Exercise brief: From the entries that follow, report every line in which "nucleus" occurs.

Available data:
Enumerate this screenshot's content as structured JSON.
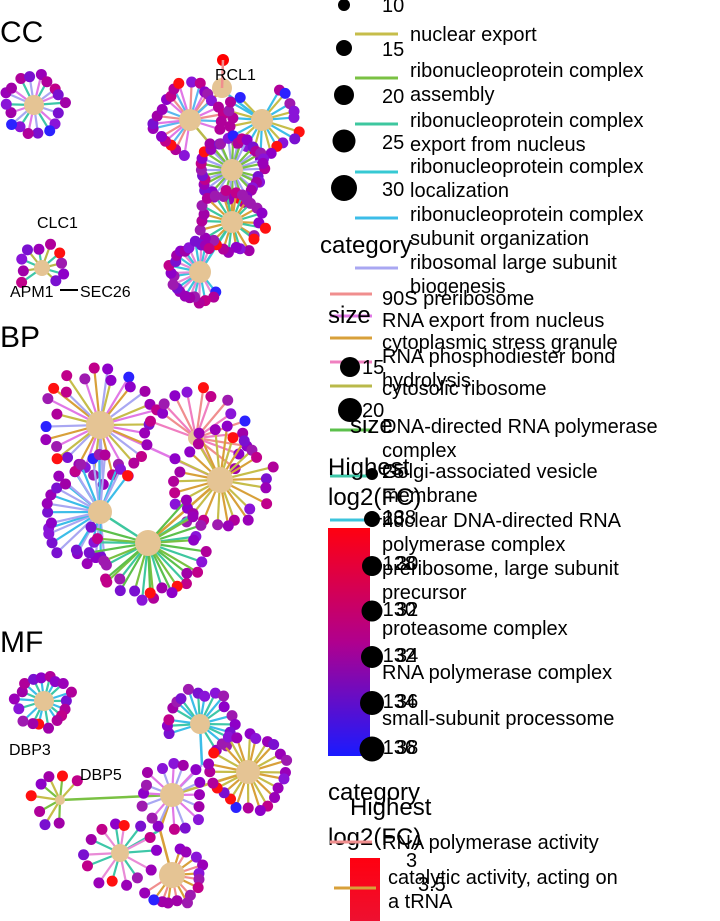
{
  "panels": [
    {
      "id": "cc",
      "title": "CC",
      "labels": [
        "RCL1",
        "CLC1",
        "APM1",
        "SEC26"
      ]
    },
    {
      "id": "bp",
      "title": "BP",
      "labels": []
    },
    {
      "id": "mf",
      "title": "MF",
      "labels": [
        "DBP3",
        "DBP5"
      ]
    }
  ],
  "colors": {
    "category_node": "#e5c494",
    "fc_high": "#ff0000",
    "fc_mid": "#8b008b",
    "fc_low": "#0000ff"
  },
  "legend_top": {
    "size_values": [
      "10",
      "15",
      "20",
      "25",
      "30"
    ],
    "category_title": "category",
    "categories": [
      {
        "label": "nuclear export",
        "color": "#c6bd4a"
      },
      {
        "label": "ribonucleoprotein complex assembly",
        "color": "#7ac143"
      },
      {
        "label": "ribonucleoprotein complex export from nucleus",
        "color": "#3ec79f"
      },
      {
        "label": "ribonucleoprotein complex localization",
        "color": "#36c9d3"
      },
      {
        "label": "ribonucleoprotein complex subunit organization",
        "color": "#3cbde8"
      },
      {
        "label": "ribosomal large subunit biogenesis",
        "color": "#a9a7f2"
      },
      {
        "label": "90S preribosome",
        "color": "#f08e8e"
      },
      {
        "label": "RNA export from nucleus",
        "color": "#e178e6"
      },
      {
        "label": "cytoplasmic stress granule",
        "color": "#d8a03a"
      },
      {
        "label": "RNA phosphodiester bond hydrolysis",
        "color": "#f080c0"
      },
      {
        "label": "cytosolic ribosome",
        "color": "#b9b94a"
      },
      {
        "label": "DNA-directed RNA polymerase complex",
        "color": "#5cc04c"
      },
      {
        "label": "Golgi-associated vesicle membrane",
        "color": "#3ec7a8"
      },
      {
        "label": "nuclear DNA-directed RNA polymerase complex",
        "color": "#3cc4dc"
      },
      {
        "label": "preribosome, large subunit precursor",
        "color": "#5ab8ee"
      },
      {
        "label": "proteasome complex",
        "color": "#a4a2f4"
      },
      {
        "label": "RNA polymerase complex",
        "color": "#e98bd6"
      },
      {
        "label": "small-subunit processome",
        "color": "#f07ec0"
      }
    ],
    "size_title_1": "size",
    "size_values_2": [
      "15",
      "20"
    ],
    "size_title_2": "size",
    "fc_title": "Highest log2(FC)",
    "fc_ticks": [
      "-128",
      "-130",
      "-132",
      "-134",
      "-136",
      "-138"
    ],
    "size_values_3": [
      "25",
      "28",
      "30",
      "32",
      "34",
      "36",
      "38"
    ]
  },
  "legend_mf": {
    "category_title": "category",
    "categories": [
      {
        "label": "RNA polymerase activity",
        "color": "#f08e8e"
      },
      {
        "label": "catalytic activity, acting on a tRNA",
        "color": "#d8a03a"
      }
    ],
    "fc_title": "Highest log2(FC)",
    "fc_ticks": [
      "3",
      "3.5"
    ]
  }
}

Your solution:
        "label": "ribonucleoprotein complex export from nucleus",
        "label": "RNA export from nucleus",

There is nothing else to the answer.